(Task requirements) Filter this material down to the lines that hold "existence", copying each one.

(Stored entries)
»»

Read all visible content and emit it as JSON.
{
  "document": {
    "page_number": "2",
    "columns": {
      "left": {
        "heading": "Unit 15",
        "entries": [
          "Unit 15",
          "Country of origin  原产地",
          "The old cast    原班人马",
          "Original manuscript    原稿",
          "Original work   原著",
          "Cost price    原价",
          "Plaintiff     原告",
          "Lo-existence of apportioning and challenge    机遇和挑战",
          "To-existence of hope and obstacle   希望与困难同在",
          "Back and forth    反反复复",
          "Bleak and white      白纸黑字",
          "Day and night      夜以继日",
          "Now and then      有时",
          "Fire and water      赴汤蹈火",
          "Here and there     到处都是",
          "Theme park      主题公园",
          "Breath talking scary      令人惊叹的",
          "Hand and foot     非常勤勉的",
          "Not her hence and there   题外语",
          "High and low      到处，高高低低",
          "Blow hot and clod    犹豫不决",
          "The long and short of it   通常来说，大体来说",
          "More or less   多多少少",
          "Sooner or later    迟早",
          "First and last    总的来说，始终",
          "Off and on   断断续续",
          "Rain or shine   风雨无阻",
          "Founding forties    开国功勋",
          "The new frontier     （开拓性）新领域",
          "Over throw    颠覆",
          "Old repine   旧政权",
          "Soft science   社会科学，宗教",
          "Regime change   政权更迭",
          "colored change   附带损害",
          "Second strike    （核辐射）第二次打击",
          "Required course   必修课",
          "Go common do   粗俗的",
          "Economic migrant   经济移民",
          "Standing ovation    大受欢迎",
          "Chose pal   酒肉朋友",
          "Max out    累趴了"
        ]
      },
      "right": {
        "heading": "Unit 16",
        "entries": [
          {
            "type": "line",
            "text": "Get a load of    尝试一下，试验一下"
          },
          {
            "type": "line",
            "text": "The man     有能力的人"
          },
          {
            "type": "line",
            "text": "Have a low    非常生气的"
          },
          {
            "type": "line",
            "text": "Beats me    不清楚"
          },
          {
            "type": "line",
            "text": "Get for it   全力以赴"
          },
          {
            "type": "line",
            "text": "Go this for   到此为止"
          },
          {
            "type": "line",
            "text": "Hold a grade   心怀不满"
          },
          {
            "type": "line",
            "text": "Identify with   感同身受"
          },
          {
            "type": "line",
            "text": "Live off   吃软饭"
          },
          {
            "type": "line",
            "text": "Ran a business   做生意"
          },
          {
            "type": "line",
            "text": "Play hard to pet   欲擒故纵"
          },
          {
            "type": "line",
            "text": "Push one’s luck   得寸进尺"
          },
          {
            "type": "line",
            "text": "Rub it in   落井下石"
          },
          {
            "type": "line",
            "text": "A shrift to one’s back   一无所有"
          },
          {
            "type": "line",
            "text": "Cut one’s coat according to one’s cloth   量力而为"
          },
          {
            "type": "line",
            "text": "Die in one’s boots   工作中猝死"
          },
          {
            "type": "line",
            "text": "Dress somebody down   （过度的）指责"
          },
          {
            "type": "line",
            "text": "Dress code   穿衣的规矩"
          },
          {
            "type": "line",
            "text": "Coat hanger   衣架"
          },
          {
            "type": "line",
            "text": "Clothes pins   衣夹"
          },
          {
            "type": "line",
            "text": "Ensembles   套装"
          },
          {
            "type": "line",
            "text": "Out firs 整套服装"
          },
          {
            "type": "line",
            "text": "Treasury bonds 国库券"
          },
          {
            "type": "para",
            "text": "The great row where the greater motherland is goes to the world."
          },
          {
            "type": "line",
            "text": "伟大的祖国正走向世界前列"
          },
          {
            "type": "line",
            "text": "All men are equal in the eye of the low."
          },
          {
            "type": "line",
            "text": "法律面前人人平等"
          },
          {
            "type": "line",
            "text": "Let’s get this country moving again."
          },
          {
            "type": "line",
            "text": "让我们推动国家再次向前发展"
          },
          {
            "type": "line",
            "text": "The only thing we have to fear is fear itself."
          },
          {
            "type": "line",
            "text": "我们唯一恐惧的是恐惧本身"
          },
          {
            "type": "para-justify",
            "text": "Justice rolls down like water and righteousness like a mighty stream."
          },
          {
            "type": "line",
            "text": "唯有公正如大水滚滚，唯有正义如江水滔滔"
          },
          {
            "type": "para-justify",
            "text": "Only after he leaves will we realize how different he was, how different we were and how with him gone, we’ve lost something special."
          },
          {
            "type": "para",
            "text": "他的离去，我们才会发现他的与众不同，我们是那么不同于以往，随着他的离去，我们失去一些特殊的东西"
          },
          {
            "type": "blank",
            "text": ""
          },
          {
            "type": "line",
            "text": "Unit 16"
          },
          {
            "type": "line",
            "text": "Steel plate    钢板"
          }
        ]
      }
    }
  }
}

««

(Exercise solution)
          "Lo-existence of apportioning and challenge    机遇和挑战",
          "To-existence of hope and obstacle   希望与困难同在",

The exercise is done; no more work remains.